Objective: Retype everything in the listing, leaving each line exactly as it is.

Input material:
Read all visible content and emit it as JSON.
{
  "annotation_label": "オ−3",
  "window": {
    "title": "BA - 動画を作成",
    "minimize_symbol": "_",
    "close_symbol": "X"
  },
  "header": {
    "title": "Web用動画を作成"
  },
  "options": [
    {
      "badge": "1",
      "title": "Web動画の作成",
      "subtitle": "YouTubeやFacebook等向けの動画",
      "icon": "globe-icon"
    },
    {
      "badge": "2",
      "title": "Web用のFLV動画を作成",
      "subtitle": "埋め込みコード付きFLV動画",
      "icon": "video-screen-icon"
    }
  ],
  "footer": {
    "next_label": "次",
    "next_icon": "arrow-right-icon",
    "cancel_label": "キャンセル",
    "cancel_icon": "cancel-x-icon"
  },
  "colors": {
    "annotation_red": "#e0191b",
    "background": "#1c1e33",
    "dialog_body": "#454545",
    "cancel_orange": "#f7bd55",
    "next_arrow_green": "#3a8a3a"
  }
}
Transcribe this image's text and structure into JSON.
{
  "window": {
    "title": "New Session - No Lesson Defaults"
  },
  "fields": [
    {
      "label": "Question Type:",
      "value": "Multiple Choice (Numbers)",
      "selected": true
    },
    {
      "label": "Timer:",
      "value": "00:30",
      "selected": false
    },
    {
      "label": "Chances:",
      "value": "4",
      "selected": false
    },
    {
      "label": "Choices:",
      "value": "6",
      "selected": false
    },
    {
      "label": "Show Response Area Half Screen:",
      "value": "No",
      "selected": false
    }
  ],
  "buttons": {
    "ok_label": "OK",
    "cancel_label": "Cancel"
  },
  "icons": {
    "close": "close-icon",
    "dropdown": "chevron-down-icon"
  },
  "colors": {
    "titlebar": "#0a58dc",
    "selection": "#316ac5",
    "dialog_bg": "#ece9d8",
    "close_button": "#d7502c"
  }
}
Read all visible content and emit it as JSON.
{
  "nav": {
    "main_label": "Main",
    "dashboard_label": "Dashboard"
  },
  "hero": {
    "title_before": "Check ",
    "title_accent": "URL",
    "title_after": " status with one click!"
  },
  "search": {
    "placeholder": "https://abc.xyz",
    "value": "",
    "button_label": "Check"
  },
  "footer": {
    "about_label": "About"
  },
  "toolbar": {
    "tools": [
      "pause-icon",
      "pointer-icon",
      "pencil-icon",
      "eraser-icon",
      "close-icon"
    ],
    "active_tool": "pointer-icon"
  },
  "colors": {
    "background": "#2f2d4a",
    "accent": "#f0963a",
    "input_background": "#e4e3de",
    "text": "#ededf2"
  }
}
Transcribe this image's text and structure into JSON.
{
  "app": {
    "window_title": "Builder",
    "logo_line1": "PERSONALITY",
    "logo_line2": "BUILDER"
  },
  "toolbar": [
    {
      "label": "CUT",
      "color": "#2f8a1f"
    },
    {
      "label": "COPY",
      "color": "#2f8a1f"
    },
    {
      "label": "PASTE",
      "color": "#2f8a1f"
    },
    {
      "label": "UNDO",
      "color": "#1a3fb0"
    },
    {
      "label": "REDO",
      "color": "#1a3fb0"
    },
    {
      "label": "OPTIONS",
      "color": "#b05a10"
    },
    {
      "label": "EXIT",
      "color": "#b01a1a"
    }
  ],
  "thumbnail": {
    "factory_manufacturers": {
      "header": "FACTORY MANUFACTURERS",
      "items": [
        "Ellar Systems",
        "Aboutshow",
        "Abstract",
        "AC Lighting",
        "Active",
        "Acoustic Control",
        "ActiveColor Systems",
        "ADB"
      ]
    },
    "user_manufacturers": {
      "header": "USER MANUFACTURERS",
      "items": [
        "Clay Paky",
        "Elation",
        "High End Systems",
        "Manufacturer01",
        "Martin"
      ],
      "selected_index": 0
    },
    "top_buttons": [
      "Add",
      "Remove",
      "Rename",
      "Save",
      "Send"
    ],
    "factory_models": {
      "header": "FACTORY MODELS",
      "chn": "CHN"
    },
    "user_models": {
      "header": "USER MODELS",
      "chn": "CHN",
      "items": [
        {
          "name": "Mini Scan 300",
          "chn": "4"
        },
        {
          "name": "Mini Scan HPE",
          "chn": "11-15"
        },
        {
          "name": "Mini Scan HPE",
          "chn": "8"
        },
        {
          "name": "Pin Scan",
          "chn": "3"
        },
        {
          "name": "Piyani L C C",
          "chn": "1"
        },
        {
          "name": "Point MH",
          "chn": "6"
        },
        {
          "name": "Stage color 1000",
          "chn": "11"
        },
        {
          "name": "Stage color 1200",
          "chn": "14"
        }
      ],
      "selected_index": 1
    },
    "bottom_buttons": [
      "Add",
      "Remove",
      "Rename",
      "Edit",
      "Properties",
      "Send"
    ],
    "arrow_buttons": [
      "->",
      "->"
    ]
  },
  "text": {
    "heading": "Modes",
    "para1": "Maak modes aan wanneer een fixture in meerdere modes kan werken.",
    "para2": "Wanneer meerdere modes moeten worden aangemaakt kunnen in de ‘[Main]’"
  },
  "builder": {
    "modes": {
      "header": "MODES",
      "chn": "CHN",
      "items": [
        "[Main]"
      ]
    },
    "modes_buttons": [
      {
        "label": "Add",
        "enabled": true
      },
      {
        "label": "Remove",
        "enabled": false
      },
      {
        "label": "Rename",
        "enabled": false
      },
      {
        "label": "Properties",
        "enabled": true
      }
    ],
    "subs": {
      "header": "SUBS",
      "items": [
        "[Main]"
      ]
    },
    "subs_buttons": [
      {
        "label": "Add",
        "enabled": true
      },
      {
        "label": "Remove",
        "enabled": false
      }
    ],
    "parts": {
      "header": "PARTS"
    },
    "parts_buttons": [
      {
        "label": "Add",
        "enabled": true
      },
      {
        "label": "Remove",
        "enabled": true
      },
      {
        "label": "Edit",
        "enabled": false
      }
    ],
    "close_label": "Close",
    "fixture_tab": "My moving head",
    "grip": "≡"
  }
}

Answer to the task:
Read all visible content and emit it as JSON.
{
  "annotation_label": "オ−3",
  "window": {
    "title": "BA - 動画を作成",
    "minimize_symbol": "_",
    "close_symbol": "X"
  },
  "header": {
    "title": "Web用動画を作成"
  },
  "options": [
    {
      "badge": "1",
      "title": "Web動画の作成",
      "subtitle": "YouTubeやFacebook等向けの動画",
      "icon": "globe-icon"
    },
    {
      "badge": "2",
      "title": "Web用のFLV動画を作成",
      "subtitle": "埋め込みコード付きFLV動画",
      "icon": "video-screen-icon"
    }
  ],
  "footer": {
    "next_label": "次",
    "next_icon": "arrow-right-icon",
    "cancel_label": "キャンセル",
    "cancel_icon": "cancel-x-icon"
  },
  "colors": {
    "annotation_red": "#e0191b",
    "background": "#1c1e33",
    "dialog_body": "#454545",
    "cancel_orange": "#f7bd55",
    "next_arrow_green": "#3a8a3a"
  }
}
Transcribe this image's text and structure into JSON.
{
  "window": {
    "title": "New Session - No Lesson Defaults"
  },
  "fields": [
    {
      "label": "Question Type:",
      "value": "Multiple Choice (Numbers)",
      "selected": true
    },
    {
      "label": "Timer:",
      "value": "00:30",
      "selected": false
    },
    {
      "label": "Chances:",
      "value": "4",
      "selected": false
    },
    {
      "label": "Choices:",
      "value": "6",
      "selected": false
    },
    {
      "label": "Show Response Area Half Screen:",
      "value": "No",
      "selected": false
    }
  ],
  "buttons": {
    "ok_label": "OK",
    "cancel_label": "Cancel"
  },
  "icons": {
    "close": "close-icon",
    "dropdown": "chevron-down-icon"
  },
  "colors": {
    "titlebar": "#0a58dc",
    "selection": "#316ac5",
    "dialog_bg": "#ece9d8",
    "close_button": "#d7502c"
  }
}
Read all visible content and emit it as JSON.
{
  "nav": {
    "main_label": "Main",
    "dashboard_label": "Dashboard"
  },
  "hero": {
    "title_before": "Check ",
    "title_accent": "URL",
    "title_after": " status with one click!"
  },
  "search": {
    "placeholder": "https://abc.xyz",
    "value": "",
    "button_label": "Check"
  },
  "footer": {
    "about_label": "About"
  },
  "toolbar": {
    "tools": [
      "pause-icon",
      "pointer-icon",
      "pencil-icon",
      "eraser-icon",
      "close-icon"
    ],
    "active_tool": "pointer-icon"
  },
  "colors": {
    "background": "#2f2d4a",
    "accent": "#f0963a",
    "input_background": "#e4e3de",
    "text": "#ededf2"
  }
}
Transcribe this image's text and structure into JSON.
{
  "app": {
    "window_title": "Builder",
    "logo_line1": "PERSONALITY",
    "logo_line2": "BUILDER"
  },
  "toolbar": [
    {
      "label": "CUT",
      "color": "#2f8a1f"
    },
    {
      "label": "COPY",
      "color": "#2f8a1f"
    },
    {
      "label": "PASTE",
      "color": "#2f8a1f"
    },
    {
      "label": "UNDO",
      "color": "#1a3fb0"
    },
    {
      "label": "REDO",
      "color": "#1a3fb0"
    },
    {
      "label": "OPTIONS",
      "color": "#b05a10"
    },
    {
      "label": "EXIT",
      "color": "#b01a1a"
    }
  ],
  "thumbnail": {
    "factory_manufacturers": {
      "header": "FACTORY MANUFACTURERS",
      "items": [
        "Ellar Systems",
        "Aboutshow",
        "Abstract",
        "AC Lighting",
        "Active",
        "Acoustic Control",
        "ActiveColor Systems",
        "ADB"
      ]
    },
    "user_manufacturers": {
      "header": "USER MANUFACTURERS",
      "items": [
        "Clay Paky",
        "Elation",
        "High End Systems",
        "Manufacturer01",
        "Martin"
      ],
      "selected_index": 0
    },
    "top_buttons": [
      "Add",
      "Remove",
      "Rename",
      "Save",
      "Send"
    ],
    "factory_models": {
      "header": "FACTORY MODELS",
      "chn": "CHN"
    },
    "user_models": {
      "header": "USER MODELS",
      "chn": "CHN",
      "items": [
        {
          "name": "Mini Scan 300",
          "chn": "4"
        },
        {
          "name": "Mini Scan HPE",
          "chn": "11-15"
        },
        {
          "name": "Mini Scan HPE",
          "chn": "8"
        },
        {
          "name": "Pin Scan",
          "chn": "3"
        },
        {
          "name": "Piyani L C C",
          "chn": "1"
        },
        {
          "name": "Point MH",
          "chn": "6"
        },
        {
          "name": "Stage color 1000",
          "chn": "11"
        },
        {
          "name": "Stage color 1200",
          "chn": "14"
        }
      ],
      "selected_index": 1
    },
    "bottom_buttons": [
      "Add",
      "Remove",
      "Rename",
      "Edit",
      "Properties",
      "Send"
    ],
    "arrow_buttons": [
      "->",
      "->"
    ]
  },
  "text": {
    "heading": "Modes",
    "para1": "Maak modes aan wanneer een fixture in meerdere modes kan werken.",
    "para2": "Wanneer meerdere modes moeten worden aangemaakt kunnen in de ‘[Main]’"
  },
  "builder": {
    "modes": {
      "header": "MODES",
      "chn": "CHN",
      "items": [
        "[Main]"
      ]
    },
    "modes_buttons": [
      {
        "label": "Add",
        "enabled": true
      },
      {
        "label": "Remove",
        "enabled": false
      },
      {
        "label": "Rename",
        "enabled": false
      },
      {
        "label": "Properties",
        "enabled": true
      }
    ],
    "subs": {
      "header": "SUBS",
      "items": [
        "[Main]"
      ]
    },
    "subs_buttons": [
      {
        "label": "Add",
        "enabled": true
      },
      {
        "label": "Remove",
        "enabled": false
      }
    ],
    "parts": {
      "header": "PARTS"
    },
    "parts_buttons": [
      {
        "label": "Add",
        "enabled": true
      },
      {
        "label": "Remove",
        "enabled": true
      },
      {
        "label": "Edit",
        "enabled": false
      }
    ],
    "close_label": "Close",
    "fixture_tab": "My moving head",
    "grip": "≡"
  }
}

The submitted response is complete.